Stored records:
════════════════════
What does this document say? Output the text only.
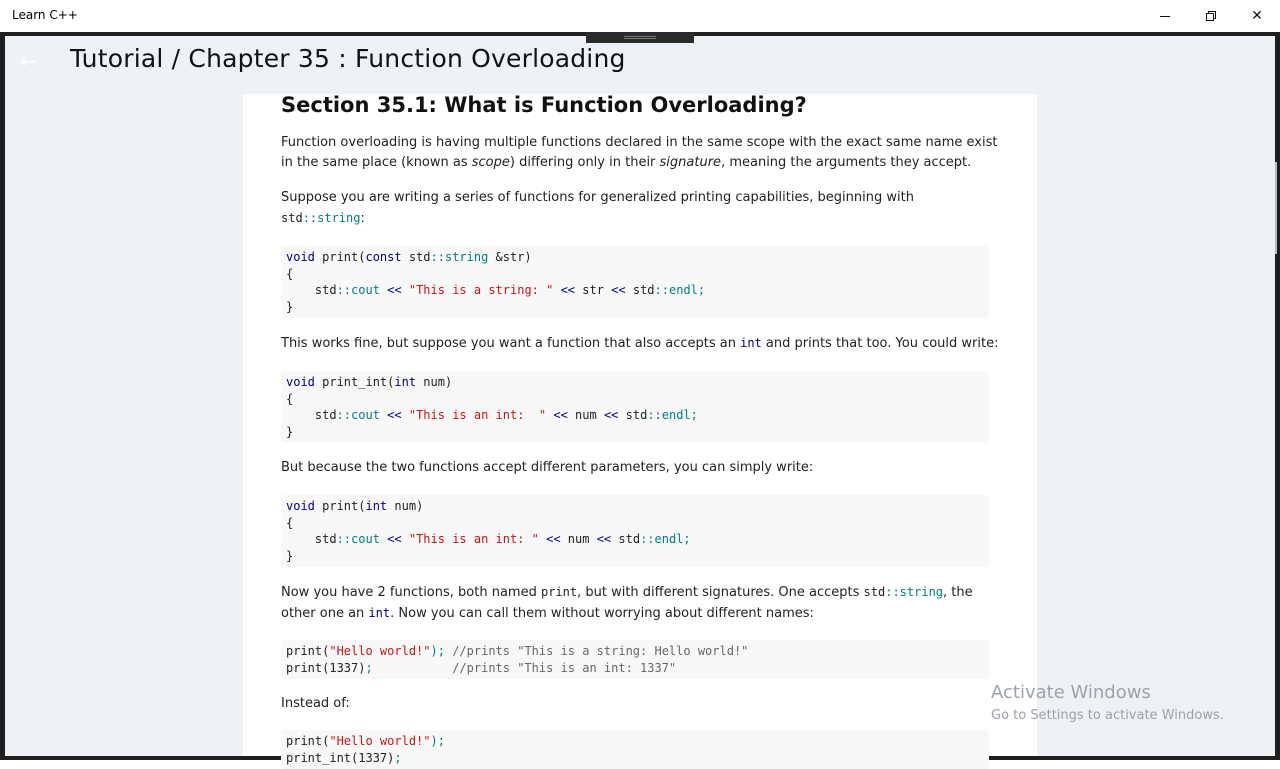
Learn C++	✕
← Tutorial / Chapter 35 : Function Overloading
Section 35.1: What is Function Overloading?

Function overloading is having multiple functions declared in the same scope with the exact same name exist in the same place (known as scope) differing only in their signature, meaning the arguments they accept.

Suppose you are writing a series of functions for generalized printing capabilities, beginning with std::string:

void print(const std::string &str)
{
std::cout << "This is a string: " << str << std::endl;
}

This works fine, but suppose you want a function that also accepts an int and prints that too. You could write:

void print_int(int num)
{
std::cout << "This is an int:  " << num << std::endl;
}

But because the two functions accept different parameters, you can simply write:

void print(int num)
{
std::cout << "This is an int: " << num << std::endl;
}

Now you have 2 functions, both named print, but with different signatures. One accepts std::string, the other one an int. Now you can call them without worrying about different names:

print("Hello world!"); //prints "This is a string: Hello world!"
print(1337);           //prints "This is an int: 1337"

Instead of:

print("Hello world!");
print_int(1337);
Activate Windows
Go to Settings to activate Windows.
════════════════════
### EXERCISE REQUIREMENTS
Scan the listing above. Collect all lines with the word "write".

### CORRECT OUTPUT
This works fine, but suppose you want a function that also accepts an int and prints that too. You could write:
But because the two functions accept different parameters, you can simply write:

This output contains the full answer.